- Extracted data:
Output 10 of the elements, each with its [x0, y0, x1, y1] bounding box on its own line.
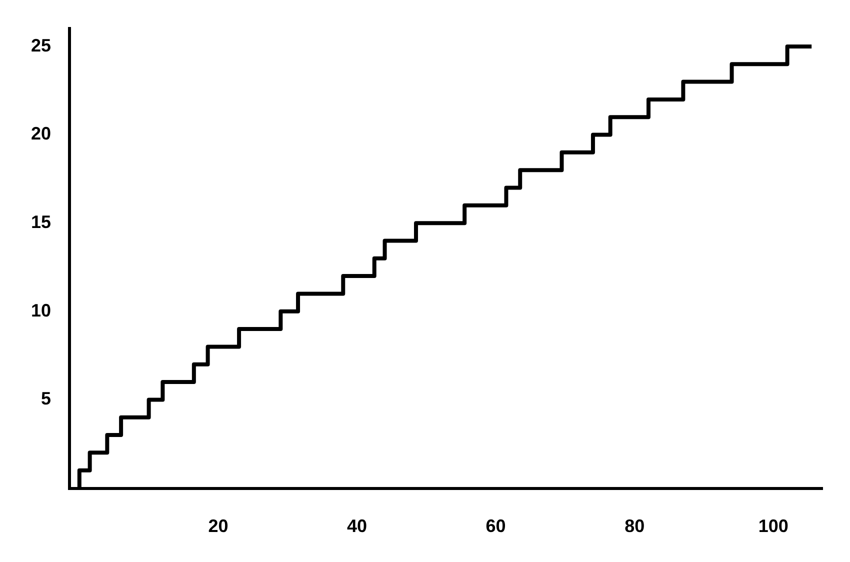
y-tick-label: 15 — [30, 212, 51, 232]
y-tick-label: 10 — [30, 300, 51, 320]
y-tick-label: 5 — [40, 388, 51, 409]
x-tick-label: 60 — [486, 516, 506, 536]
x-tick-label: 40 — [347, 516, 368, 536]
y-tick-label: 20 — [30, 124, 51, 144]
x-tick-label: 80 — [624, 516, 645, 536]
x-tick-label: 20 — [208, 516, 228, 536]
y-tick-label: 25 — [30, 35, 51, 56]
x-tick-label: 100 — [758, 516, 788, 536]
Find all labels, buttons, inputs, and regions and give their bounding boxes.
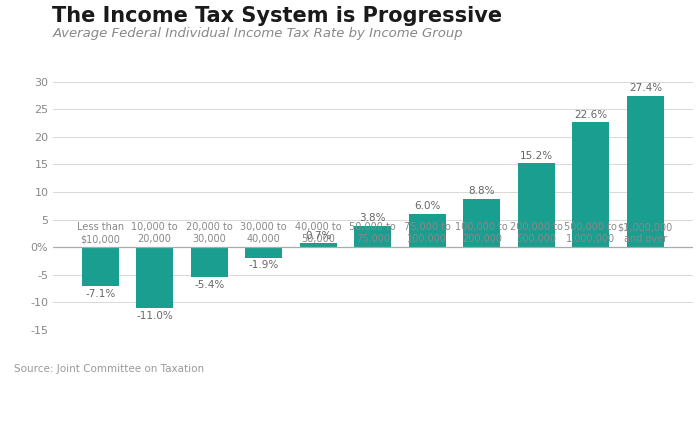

---

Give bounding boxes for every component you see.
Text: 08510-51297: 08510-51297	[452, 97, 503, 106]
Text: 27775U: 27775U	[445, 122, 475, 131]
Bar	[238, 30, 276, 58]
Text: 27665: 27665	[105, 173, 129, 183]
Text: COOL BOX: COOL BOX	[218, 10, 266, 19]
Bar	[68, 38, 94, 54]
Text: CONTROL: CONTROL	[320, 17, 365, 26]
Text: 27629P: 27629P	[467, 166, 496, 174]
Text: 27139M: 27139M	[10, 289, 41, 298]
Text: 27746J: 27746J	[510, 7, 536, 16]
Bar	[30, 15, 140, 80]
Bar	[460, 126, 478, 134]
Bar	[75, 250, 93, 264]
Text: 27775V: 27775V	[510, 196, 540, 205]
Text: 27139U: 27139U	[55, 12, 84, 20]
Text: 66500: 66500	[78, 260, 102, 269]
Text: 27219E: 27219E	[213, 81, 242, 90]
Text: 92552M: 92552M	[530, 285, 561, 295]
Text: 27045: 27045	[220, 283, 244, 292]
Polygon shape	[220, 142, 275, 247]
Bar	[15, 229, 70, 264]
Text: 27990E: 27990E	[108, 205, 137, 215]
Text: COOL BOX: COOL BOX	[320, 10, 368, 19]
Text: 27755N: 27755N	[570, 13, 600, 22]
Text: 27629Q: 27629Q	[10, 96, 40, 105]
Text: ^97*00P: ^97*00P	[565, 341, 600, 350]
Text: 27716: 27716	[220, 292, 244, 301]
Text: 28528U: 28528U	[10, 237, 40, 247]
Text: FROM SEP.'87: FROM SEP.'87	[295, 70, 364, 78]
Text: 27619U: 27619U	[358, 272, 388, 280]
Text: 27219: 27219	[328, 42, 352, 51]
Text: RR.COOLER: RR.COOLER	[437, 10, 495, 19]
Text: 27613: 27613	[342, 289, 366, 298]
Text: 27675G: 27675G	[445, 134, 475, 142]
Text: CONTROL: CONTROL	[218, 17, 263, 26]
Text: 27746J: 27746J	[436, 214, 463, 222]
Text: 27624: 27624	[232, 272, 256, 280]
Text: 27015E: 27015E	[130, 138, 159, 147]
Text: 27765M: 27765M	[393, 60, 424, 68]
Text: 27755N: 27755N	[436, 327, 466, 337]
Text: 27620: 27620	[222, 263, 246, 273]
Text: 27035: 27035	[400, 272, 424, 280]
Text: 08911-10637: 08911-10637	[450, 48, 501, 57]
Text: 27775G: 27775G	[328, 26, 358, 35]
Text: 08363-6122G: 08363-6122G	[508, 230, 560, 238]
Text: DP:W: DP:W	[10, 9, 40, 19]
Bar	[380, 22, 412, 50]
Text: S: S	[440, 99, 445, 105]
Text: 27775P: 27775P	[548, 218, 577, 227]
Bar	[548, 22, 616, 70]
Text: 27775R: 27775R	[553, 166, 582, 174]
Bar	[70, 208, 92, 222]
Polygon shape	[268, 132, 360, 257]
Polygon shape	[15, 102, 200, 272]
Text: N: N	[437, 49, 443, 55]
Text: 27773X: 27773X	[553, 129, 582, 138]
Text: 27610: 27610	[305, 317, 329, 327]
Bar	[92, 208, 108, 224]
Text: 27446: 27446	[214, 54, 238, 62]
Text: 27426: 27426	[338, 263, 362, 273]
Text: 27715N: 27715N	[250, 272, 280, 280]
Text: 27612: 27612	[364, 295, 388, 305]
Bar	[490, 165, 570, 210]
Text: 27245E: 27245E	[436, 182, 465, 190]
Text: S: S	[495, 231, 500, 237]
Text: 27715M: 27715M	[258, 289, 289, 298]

- Problem description: Put everything from the line containing "Output 10 of" down to the line containing "y-tick-label: 25 — [30, 35, 51, 56]" into a two-column CSV with the header instruction,result. Each request gets one row, with its text and its answer each in a single quoted field and line breaks replaced by spaces. Leave the pictures out.

- Solved exercise:
instruction,result
"Output 10 of the elements, each with its [x0, y0, x1, y1] bounding box on its own line.","y-tick-label: 15 — [30, 212, 51, 232] y-tick-label: 10 — [30, 300, 51, 320] y-tick-label: 5 — [40, 388, 51, 409] x-tick-label: 60 — [486, 516, 506, 536] x-tick-label: 40 — [347, 516, 368, 536] y-tick-label: 20 — [30, 124, 51, 144] x-tick-label: 80 — [624, 516, 645, 536] x-tick-label: 20 — [208, 516, 228, 536] y-tick-label: 25 — [30, 35, 51, 56]"